— Start Supplied material —

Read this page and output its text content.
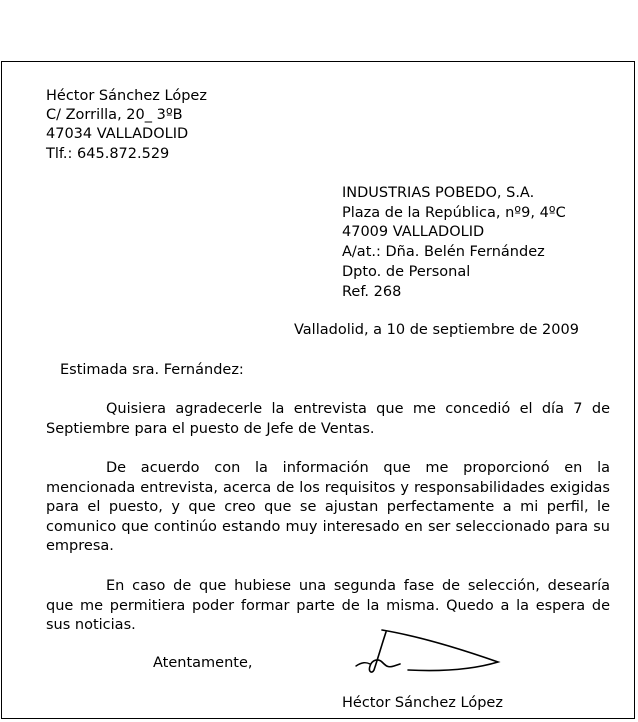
Héctor Sánchez López
C/ Zorrilla, 20_ 3ºB
47034 VALLADOLID
Tlf.: 645.872.529
INDUSTRIAS POBEDO, S.A.
Plaza de la República, nº9, 4ºC
47009 VALLADOLID
A/at.: Dña. Belén Fernández
Dpto. de Personal
Ref. 268
Valladolid, a 10 de septiembre de 2009
Estimada sra. Fernández:
Quisiera agradecerle la entrevista que me concedió el día 7 de Septiembre para el puesto de Jefe de Ventas.
De acuerdo con la información que me proporcionó en la mencionada entrevista, acerca de los requisitos y responsabilidades exigidas para el puesto, y que creo que se ajustan perfectamente a mi perfil, le comunico que continúo estando muy interesado en ser seleccionado para su empresa.
En caso de que hubiese una segunda fase de selección, desearía que me permitiera poder formar parte de la misma. Quedo a la espera de sus noticias.
Atentamente,
Héctor Sánchez López
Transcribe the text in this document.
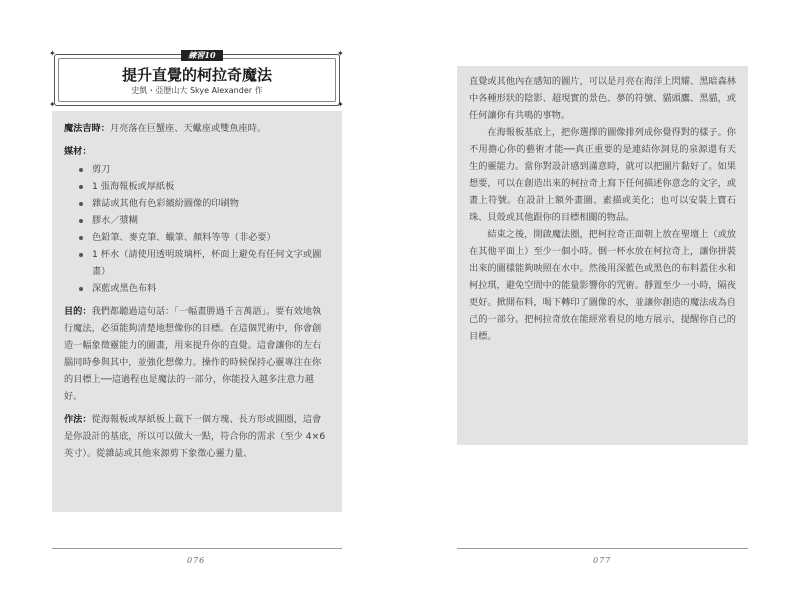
✦	✦
✦	✦
練習10
提升直覺的柯拉奇魔法
史凱・亞歷山大 Skye Alexander 作

魔法吉時：月亮落在巨蟹座、天蠍座或雙魚座時。

媒材：
剪刀
1 張海報板或厚紙板
雜誌或其他有色彩繽紛圖像的印刷物
膠水／漿糊
色鉛筆、麥克筆、蠟筆、顏料等等（非必要）
1 杯水（請使用透明玻璃杯，杯面上避免有任何文字或圖畫）
深藍或黑色布料

目的：我們都聽過這句話：「一幅畫勝過千言萬語」。要有效地執行魔法，必須能夠清楚地想像你的目標。在這個咒術中，你會創造一幅象徵靈能力的圖畫，用來提升你的直覺。這會讓你的左右腦同時參與其中，並強化想像力。操作的時候保持心靈專注在你的目標上──這過程也是魔法的一部分，你能投入越多注意力越好。

作法：從海報板或厚紙板上裁下一個方塊、長方形或圓圈，這會是你設計的基底，所以可以做大一點，符合你的需求（至少 4×6 英寸）。從雜誌或其他來源剪下象徵心靈力量、

076

直覺或其他內在感知的圖片，可以是月亮在海洋上閃耀、黑暗森林中各種形狀的陰影、超現實的景色、夢的符號、貓頭鷹、黑貓，或任何讓你有共鳴的事物。

在海報板基底上，把你選擇的圖像排列成你覺得對的樣子。你不用擔心你的藝術才能──真正重要的是連結你洞見的泉源還有天生的靈能力。當你對設計感到滿意時，就可以把圖片黏好了。如果想要，可以在創造出來的柯拉奇上寫下任何描述你意念的文字，或畫上符號。在設計上額外畫圖、素描或美化；也可以安裝上寶石珠、貝殼或其他跟你的目標相關的物品。

結束之後，開啟魔法圈，把柯拉奇正面朝上放在聖壇上（或放在其他平面上）至少一個小時。倒一杯水放在柯拉奇上，讓你拼裝出來的圖樣能夠映照在水中。然後用深藍色或黑色的布料蓋住水和柯拉琪，避免空間中的能量影響你的咒術。靜置至少一小時，隔夜更好。掀開布料，喝下轉印了圖像的水，並讓你創造的魔法成為自己的一部分。把柯拉奇放在能經常看見的地方展示，提醒你自己的目標。

077
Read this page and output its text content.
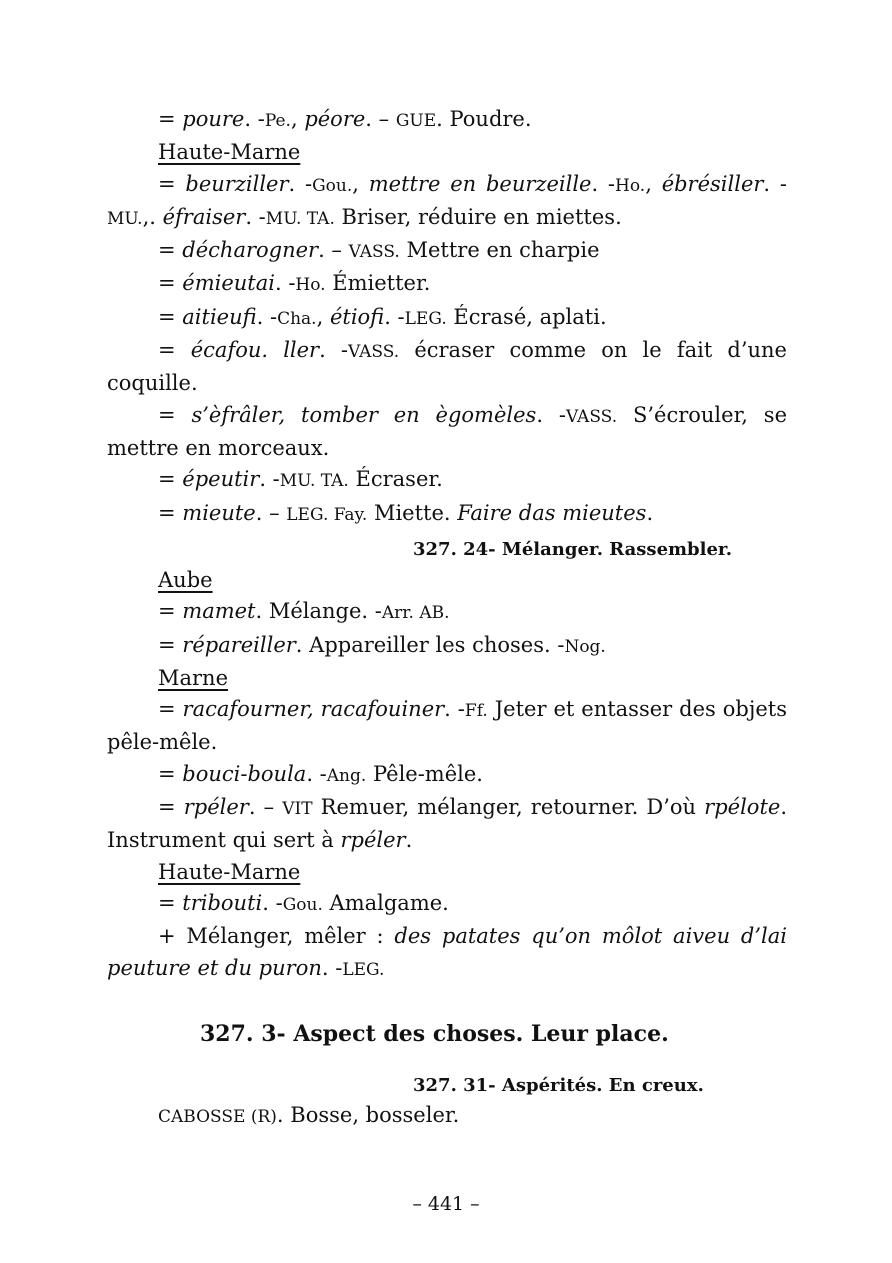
= poure. -Pe., péore. – GUE. Poudre.

Haute-Marne

= beurziller. -Gou., mettre en beurzeille. -Ho., ébrésiller. -MU.,. éfraiser. -MU. TA. Briser, réduire en miettes.

= décharogner. – VASS. Mettre en charpie

= émieutai. -Ho. Émietter.

= aitieufi. -Cha., étiofi. -LEG. Écrasé, aplati.

= écafou. ller. -VASS. écraser comme on le fait d’une coquille.

= s’èfrâler, tomber en ègomèles. -VASS. S’écrouler, se mettre en morceaux.

= épeutir. -MU. TA. Écraser.

= mieute. – LEG. Fay. Miette. Faire das mieutes.

327. 24- Mélanger. Rassembler.

Aube

= mamet. Mélange. -Arr. AB.

= répareiller. Appareiller les choses. -Nog.

Marne

= racafourner, racafouiner. -Ff. Jeter et entasser des objets pêle-mêle.

= bouci-boula. -Ang. Pêle-mêle.

= rpéler. – VIT Remuer, mélanger, retourner. D’où rpélote. Instrument qui sert à rpéler.

Haute-Marne

= tribouti. -Gou. Amalgame.

+ Mélanger, mêler : des patates qu’on môlot aiveu d’lai peuture et du puron. -LEG.

327. 3- Aspect des choses. Leur place.
327. 31- Aspérités. En creux.

CABOSSE (R). Bosse, bosseler.

– 441 –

— End Supplied material —

▶ Brief:
Return every line above in which the string "puesto" occurs.

▶ The solution:
Quisiera agradecerle la entrevista que me concedió el día 7 de Septiembre para el puesto de Jefe de Ventas.
De acuerdo con la información que me proporcionó en la mencionada entrevista, acerca de los requisitos y responsabilidades exigidas para el puesto, y que creo que se ajustan perfectamente a mi perfil, le comunico que continúo estando muy interesado en ser seleccionado para su empresa.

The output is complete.